#### Your instructions
Identify each line in the records below that contains the word "Amerongen", and copy it.

Saved data entries:
>> START

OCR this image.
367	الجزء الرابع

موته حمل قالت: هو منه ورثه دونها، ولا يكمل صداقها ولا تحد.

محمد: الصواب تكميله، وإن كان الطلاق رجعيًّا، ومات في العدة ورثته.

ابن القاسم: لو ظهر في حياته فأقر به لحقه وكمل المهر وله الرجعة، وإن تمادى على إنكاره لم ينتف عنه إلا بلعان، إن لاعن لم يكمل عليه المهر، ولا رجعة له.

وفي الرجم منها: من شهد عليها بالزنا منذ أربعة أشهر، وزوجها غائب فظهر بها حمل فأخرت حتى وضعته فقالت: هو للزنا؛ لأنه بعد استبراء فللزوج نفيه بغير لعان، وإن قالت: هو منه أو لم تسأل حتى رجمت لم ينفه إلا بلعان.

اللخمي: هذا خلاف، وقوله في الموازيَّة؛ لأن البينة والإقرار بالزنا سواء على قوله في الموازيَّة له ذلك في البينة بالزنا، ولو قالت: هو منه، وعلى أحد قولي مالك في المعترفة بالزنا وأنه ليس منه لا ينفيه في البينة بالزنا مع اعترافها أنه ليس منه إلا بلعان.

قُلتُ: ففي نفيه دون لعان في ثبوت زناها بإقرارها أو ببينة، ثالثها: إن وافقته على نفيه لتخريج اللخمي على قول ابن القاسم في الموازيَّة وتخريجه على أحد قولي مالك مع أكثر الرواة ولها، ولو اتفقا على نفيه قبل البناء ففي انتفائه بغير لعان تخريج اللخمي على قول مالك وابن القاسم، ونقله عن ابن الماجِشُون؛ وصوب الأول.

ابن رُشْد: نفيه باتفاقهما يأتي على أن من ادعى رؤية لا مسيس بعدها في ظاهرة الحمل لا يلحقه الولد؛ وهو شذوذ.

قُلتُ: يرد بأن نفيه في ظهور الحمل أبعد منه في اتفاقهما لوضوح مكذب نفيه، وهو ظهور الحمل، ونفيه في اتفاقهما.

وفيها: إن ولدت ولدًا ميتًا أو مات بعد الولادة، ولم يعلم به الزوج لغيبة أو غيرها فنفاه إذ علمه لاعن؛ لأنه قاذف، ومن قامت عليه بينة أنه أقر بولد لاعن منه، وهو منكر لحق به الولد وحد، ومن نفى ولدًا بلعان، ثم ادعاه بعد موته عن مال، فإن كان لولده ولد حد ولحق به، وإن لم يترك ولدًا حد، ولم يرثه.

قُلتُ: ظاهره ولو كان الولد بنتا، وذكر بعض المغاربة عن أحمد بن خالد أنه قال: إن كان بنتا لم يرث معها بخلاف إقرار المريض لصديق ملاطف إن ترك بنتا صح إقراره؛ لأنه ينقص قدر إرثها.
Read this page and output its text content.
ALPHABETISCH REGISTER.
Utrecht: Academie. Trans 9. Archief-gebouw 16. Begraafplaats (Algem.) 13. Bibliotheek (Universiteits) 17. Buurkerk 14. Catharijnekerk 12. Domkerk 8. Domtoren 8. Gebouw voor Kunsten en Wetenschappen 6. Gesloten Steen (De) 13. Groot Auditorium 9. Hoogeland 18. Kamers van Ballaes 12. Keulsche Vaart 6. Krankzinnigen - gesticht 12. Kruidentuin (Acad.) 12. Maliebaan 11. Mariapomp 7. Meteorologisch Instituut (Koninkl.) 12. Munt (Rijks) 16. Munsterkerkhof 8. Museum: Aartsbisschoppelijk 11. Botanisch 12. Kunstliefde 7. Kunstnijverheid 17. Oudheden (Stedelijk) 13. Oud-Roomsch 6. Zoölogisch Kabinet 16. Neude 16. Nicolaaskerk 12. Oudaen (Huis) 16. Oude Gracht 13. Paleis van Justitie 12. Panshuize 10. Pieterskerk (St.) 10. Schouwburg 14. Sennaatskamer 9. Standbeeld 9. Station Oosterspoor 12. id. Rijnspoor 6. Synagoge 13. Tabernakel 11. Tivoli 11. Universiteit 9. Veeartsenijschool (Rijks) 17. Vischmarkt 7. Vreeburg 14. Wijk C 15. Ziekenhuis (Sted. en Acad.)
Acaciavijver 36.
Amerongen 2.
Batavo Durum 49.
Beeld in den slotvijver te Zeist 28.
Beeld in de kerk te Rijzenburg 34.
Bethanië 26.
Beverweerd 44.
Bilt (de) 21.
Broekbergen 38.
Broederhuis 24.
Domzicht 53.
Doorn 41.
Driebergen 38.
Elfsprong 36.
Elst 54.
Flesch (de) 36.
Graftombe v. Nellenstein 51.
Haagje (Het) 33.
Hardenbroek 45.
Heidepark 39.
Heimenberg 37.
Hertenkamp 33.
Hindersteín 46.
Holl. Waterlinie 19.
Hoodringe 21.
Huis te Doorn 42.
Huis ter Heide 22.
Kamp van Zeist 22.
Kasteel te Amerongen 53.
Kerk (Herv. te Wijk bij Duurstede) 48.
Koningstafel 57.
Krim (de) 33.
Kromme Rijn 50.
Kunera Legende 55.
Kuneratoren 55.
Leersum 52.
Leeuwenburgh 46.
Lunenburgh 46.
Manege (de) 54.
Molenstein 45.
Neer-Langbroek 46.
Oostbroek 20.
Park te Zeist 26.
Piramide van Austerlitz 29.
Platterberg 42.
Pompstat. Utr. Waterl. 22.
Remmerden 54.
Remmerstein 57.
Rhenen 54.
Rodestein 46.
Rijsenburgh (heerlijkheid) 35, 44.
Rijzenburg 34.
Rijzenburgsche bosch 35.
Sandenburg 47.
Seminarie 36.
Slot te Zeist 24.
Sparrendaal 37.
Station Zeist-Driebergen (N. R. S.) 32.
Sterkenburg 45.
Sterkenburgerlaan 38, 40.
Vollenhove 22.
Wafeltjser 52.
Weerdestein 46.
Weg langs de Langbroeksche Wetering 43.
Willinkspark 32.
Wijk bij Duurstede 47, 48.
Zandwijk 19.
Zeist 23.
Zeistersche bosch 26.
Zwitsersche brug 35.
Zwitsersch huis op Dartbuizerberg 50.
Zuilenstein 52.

>> END

#### Solved exercise
Amerongen 2.
Kasteel te Amerongen 53.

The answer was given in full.